Your objective: Produce a verbatim transcription of the records below, beginning at the line containing "Read all visible content and emit it as JSON." and ending at the final line; include only those lines.

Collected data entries
──────────
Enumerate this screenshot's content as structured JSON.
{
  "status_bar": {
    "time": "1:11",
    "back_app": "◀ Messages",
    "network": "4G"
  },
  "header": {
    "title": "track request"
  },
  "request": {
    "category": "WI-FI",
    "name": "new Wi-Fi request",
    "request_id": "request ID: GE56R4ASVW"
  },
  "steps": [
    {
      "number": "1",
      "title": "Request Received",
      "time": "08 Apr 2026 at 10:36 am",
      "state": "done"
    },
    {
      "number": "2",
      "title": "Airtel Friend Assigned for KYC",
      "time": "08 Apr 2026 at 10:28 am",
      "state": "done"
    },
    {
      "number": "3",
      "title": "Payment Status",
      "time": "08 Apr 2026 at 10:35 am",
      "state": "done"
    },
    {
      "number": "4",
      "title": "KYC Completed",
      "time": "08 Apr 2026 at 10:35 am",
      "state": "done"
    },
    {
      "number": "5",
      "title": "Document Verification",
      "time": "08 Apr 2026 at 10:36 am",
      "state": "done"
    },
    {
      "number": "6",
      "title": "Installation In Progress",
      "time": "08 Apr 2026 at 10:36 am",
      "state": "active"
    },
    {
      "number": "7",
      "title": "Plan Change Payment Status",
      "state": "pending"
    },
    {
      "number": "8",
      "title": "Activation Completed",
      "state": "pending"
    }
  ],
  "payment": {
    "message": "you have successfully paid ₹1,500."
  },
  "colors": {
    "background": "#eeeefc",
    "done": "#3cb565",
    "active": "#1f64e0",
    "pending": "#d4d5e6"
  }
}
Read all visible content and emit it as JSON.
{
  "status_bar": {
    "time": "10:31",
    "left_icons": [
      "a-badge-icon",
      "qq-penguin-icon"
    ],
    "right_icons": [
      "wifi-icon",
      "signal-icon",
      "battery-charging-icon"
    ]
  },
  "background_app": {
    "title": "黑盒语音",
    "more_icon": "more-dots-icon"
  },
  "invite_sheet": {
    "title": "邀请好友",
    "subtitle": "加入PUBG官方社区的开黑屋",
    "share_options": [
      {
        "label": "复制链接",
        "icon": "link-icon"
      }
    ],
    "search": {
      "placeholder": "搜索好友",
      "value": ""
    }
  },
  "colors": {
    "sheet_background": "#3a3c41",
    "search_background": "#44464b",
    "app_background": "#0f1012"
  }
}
──────────
Full answer:
Read all visible content and emit it as JSON.
{
  "status_bar": {
    "time": "10:31",
    "left_icons": [
      "a-badge-icon",
      "qq-penguin-icon"
    ],
    "right_icons": [
      "wifi-icon",
      "signal-icon",
      "battery-charging-icon"
    ]
  },
  "background_app": {
    "title": "黑盒语音",
    "more_icon": "more-dots-icon"
  },
  "invite_sheet": {
    "title": "邀请好友",
    "subtitle": "加入PUBG官方社区的开黑屋",
    "share_options": [
      {
        "label": "复制链接",
        "icon": "link-icon"
      }
    ],
    "search": {
      "placeholder": "搜索好友",
      "value": ""
    }
  },
  "colors": {
    "sheet_background": "#3a3c41",
    "search_background": "#44464b",
    "app_background": "#0f1012"
  }
}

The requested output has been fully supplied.